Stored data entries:
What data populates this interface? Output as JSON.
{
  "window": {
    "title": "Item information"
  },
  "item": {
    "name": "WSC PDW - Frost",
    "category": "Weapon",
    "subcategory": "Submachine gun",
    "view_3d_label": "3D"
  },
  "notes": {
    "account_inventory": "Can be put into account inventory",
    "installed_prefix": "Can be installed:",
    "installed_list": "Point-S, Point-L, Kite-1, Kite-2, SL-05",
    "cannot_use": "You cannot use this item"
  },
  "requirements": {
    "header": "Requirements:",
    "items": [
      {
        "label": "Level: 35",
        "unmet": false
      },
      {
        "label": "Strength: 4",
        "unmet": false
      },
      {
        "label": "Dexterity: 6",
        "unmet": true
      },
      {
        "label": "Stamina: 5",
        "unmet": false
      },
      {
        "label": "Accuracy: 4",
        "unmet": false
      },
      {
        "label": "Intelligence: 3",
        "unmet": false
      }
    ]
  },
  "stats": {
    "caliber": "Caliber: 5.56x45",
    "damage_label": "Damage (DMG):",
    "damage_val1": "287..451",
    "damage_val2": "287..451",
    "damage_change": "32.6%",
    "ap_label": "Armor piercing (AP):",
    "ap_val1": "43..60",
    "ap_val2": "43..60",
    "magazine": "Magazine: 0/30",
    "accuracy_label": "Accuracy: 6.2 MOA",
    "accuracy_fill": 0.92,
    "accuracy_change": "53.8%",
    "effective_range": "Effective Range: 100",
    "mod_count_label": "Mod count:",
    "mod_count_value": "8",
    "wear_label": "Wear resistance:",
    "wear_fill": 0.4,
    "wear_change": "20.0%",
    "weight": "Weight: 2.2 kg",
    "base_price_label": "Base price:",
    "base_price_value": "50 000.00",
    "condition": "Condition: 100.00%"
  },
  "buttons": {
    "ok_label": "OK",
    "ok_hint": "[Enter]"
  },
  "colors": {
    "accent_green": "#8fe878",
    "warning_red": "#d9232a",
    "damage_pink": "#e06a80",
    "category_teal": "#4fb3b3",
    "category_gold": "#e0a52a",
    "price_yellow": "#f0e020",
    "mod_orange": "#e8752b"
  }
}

GIVEN PROBLEM:
Please reproduce each record precisely as written.

THE RESPONSE:
What data populates this interface? Output as JSON.
{
  "window": {
    "title": "Item information"
  },
  "item": {
    "name": "WSC PDW - Frost",
    "category": "Weapon",
    "subcategory": "Submachine gun",
    "view_3d_label": "3D"
  },
  "notes": {
    "account_inventory": "Can be put into account inventory",
    "installed_prefix": "Can be installed:",
    "installed_list": "Point-S, Point-L, Kite-1, Kite-2, SL-05",
    "cannot_use": "You cannot use this item"
  },
  "requirements": {
    "header": "Requirements:",
    "items": [
      {
        "label": "Level: 35",
        "unmet": false
      },
      {
        "label": "Strength: 4",
        "unmet": false
      },
      {
        "label": "Dexterity: 6",
        "unmet": true
      },
      {
        "label": "Stamina: 5",
        "unmet": false
      },
      {
        "label": "Accuracy: 4",
        "unmet": false
      },
      {
        "label": "Intelligence: 3",
        "unmet": false
      }
    ]
  },
  "stats": {
    "caliber": "Caliber: 5.56x45",
    "damage_label": "Damage (DMG):",
    "damage_val1": "287..451",
    "damage_val2": "287..451",
    "damage_change": "32.6%",
    "ap_label": "Armor piercing (AP):",
    "ap_val1": "43..60",
    "ap_val2": "43..60",
    "magazine": "Magazine: 0/30",
    "accuracy_label": "Accuracy: 6.2 MOA",
    "accuracy_fill": 0.92,
    "accuracy_change": "53.8%",
    "effective_range": "Effective Range: 100",
    "mod_count_label": "Mod count:",
    "mod_count_value": "8",
    "wear_label": "Wear resistance:",
    "wear_fill": 0.4,
    "wear_change": "20.0%",
    "weight": "Weight: 2.2 kg",
    "base_price_label": "Base price:",
    "base_price_value": "50 000.00",
    "condition": "Condition: 100.00%"
  },
  "buttons": {
    "ok_label": "OK",
    "ok_hint": "[Enter]"
  },
  "colors": {
    "accent_green": "#8fe878",
    "warning_red": "#d9232a",
    "damage_pink": "#e06a80",
    "category_teal": "#4fb3b3",
    "category_gold": "#e0a52a",
    "price_yellow": "#f0e020",
    "mod_orange": "#e8752b"
  }
}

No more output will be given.